+++ RAW DATA

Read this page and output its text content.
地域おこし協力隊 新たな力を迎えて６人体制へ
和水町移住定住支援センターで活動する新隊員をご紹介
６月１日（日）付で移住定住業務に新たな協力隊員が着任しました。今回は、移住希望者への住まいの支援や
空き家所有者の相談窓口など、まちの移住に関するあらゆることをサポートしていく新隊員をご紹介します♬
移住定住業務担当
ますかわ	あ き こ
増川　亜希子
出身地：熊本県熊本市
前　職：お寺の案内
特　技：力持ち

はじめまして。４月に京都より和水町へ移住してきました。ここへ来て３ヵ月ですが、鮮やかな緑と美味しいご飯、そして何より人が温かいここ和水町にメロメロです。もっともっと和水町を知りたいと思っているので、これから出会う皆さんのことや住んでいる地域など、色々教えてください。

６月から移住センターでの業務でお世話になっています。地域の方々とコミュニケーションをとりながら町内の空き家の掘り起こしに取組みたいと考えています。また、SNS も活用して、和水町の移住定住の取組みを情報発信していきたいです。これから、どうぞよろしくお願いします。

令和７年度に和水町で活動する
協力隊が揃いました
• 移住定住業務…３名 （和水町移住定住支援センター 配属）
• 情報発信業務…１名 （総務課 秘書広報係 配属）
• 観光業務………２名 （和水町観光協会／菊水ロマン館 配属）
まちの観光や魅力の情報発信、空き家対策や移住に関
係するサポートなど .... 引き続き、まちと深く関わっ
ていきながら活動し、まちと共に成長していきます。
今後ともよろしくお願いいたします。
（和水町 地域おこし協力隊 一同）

++++++

▸ WHAT THE TASK ASKS
Transcribe the material exactly as it reads.

▸ CORRECT ANSWER
Read this page and output its text content.
地域おこし協力隊 新たな力を迎えて６人体制へ
和水町移住定住支援センターで活動する新隊員をご紹介
６月１日（日）付で移住定住業務に新たな協力隊員が着任しました。今回は、移住希望者への住まいの支援や
空き家所有者の相談窓口など、まちの移住に関するあらゆることをサポートしていく新隊員をご紹介します♬
移住定住業務担当
ますかわ	あ き こ
増川　亜希子
出身地：熊本県熊本市
前　職：お寺の案内
特　技：力持ち

はじめまして。４月に京都より和水町へ移住してきました。ここへ来て３ヵ月ですが、鮮やかな緑と美味しいご飯、そして何より人が温かいここ和水町にメロメロです。もっともっと和水町を知りたいと思っているので、これから出会う皆さんのことや住んでいる地域など、色々教えてください。

６月から移住センターでの業務でお世話になっています。地域の方々とコミュニケーションをとりながら町内の空き家の掘り起こしに取組みたいと考えています。また、SNS も活用して、和水町の移住定住の取組みを情報発信していきたいです。これから、どうぞよろしくお願いします。

令和７年度に和水町で活動する
協力隊が揃いました
• 移住定住業務…３名 （和水町移住定住支援センター 配属）
• 情報発信業務…１名 （総務課 秘書広報係 配属）
• 観光業務………２名 （和水町観光協会／菊水ロマン館 配属）
まちの観光や魅力の情報発信、空き家対策や移住に関
係するサポートなど .... 引き続き、まちと深く関わっ
ていきながら活動し、まちと共に成長していきます。
今後ともよろしくお願いいたします。
（和水町 地域おこし協力隊 一同）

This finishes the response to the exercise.